# WHAT TO PRODUCE
Say how many lines hold the string "legend", and nothing more.

# SUPPLIED RECORDS
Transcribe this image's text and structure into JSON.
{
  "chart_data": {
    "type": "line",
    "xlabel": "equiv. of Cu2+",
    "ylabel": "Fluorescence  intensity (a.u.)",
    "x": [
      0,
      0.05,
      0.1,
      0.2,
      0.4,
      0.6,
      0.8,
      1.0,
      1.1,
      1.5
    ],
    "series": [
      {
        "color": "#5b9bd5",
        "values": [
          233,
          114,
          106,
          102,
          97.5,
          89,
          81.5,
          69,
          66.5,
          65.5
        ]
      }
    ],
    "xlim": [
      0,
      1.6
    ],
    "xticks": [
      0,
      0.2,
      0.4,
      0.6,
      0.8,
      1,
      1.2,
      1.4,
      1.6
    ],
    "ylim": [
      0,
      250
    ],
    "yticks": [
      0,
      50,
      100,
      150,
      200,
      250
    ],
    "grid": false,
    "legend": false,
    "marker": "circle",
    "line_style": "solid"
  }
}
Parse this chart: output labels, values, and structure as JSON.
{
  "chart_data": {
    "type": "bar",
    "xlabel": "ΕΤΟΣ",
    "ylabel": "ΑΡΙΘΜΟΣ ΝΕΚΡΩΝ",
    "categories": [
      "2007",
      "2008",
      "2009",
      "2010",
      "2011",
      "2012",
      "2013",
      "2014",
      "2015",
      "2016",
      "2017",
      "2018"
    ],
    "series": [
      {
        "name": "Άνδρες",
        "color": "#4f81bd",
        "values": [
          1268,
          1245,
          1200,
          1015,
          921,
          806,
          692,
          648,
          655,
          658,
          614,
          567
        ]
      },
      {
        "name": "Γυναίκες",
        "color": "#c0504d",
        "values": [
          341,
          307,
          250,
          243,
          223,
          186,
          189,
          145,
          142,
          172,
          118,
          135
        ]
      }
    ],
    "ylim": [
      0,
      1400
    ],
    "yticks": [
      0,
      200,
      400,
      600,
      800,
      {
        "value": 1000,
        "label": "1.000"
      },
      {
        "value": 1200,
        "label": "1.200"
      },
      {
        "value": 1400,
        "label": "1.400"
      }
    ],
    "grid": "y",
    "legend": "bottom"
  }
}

--

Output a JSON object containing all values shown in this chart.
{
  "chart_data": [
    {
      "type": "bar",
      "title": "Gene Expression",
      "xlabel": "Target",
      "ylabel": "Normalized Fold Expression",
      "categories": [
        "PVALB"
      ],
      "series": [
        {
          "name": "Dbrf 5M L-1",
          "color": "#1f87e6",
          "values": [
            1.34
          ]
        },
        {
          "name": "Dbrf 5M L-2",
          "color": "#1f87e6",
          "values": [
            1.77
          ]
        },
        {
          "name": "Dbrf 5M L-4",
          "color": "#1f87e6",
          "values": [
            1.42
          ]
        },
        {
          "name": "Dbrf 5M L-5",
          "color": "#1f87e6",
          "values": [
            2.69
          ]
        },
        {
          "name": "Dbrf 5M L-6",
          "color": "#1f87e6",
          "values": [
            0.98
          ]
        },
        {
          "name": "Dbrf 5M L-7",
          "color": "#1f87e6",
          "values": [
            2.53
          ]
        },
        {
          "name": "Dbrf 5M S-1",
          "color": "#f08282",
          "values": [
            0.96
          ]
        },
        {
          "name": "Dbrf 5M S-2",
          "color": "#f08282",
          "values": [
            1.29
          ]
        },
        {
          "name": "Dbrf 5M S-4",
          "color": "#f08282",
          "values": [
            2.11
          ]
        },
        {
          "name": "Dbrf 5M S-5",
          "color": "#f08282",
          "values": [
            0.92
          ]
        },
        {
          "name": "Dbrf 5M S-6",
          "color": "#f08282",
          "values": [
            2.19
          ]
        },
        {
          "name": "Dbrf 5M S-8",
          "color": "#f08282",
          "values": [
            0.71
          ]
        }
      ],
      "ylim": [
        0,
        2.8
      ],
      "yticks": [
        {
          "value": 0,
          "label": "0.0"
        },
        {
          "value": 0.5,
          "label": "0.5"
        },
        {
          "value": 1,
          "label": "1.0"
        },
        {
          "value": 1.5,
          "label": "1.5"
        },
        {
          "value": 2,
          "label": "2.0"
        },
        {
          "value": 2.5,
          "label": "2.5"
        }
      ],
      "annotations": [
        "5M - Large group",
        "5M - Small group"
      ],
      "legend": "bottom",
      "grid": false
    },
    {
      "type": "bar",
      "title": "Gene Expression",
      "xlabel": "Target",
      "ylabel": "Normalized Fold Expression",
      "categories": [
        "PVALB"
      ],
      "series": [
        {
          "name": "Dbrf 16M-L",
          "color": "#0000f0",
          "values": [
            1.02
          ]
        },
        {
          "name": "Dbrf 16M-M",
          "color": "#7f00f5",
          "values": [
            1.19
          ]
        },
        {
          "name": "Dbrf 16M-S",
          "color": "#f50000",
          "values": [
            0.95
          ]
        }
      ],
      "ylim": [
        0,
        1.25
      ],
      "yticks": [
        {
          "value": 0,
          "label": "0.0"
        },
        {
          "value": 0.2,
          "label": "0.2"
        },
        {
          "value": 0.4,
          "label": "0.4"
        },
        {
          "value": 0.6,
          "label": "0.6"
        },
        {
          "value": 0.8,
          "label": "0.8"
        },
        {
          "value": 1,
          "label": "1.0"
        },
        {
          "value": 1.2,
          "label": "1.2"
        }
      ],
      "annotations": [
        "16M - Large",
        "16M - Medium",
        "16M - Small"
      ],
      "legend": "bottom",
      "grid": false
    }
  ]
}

# FINAL RESULT
4